Within the material below, find each line bearing the word "equation" and present it.

(Raw records)
↓
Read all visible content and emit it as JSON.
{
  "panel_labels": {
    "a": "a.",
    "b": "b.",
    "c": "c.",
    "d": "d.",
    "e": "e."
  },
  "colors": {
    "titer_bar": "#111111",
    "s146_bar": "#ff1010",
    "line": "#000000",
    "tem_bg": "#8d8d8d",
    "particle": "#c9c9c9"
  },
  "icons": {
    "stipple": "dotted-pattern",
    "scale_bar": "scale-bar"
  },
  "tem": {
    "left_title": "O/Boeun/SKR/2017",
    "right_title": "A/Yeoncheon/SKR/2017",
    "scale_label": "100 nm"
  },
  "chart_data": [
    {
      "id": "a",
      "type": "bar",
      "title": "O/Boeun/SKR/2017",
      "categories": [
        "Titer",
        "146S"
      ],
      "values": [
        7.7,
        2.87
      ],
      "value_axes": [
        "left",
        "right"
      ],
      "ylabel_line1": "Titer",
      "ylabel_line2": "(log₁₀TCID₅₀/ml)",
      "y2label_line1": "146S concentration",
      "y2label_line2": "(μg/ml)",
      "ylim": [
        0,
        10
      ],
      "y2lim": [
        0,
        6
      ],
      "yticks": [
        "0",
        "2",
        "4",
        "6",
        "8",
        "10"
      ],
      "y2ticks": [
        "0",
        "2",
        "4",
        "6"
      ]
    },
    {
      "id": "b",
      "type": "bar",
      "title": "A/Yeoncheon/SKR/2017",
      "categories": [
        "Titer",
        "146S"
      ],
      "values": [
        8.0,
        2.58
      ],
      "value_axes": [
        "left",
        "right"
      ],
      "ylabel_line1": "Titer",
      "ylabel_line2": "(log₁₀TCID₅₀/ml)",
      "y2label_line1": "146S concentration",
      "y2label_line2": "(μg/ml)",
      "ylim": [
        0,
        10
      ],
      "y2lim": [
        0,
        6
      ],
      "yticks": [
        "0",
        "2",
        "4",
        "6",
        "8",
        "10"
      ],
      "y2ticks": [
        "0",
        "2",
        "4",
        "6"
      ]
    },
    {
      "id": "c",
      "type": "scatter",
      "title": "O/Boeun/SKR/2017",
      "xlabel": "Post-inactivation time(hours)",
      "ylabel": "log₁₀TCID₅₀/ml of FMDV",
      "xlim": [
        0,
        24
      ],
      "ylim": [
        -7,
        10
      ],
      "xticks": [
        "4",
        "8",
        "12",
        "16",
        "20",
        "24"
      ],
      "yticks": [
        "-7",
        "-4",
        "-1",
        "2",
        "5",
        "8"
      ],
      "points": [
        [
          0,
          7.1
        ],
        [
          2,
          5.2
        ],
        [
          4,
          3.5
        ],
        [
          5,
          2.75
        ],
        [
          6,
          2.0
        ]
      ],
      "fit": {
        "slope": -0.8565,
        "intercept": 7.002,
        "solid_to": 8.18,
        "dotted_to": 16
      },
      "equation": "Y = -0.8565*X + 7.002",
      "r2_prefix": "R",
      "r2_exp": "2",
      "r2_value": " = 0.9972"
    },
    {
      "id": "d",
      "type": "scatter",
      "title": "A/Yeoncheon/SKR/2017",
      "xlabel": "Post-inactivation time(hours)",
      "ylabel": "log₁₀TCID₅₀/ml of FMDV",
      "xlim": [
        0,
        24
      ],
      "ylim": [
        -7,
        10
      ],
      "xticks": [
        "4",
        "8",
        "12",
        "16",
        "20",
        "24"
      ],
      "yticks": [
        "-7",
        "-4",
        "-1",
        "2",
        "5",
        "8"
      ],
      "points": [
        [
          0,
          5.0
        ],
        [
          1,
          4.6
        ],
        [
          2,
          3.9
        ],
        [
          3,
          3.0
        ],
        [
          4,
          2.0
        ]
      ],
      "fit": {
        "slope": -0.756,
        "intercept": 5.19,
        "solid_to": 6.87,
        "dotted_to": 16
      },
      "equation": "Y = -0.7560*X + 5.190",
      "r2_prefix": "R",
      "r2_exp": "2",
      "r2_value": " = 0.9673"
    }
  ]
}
↑
_Response to the exercise_
      "equation": "Y = -0.8565*X + 7.002",
      "equation": "Y = -0.7560*X + 5.190",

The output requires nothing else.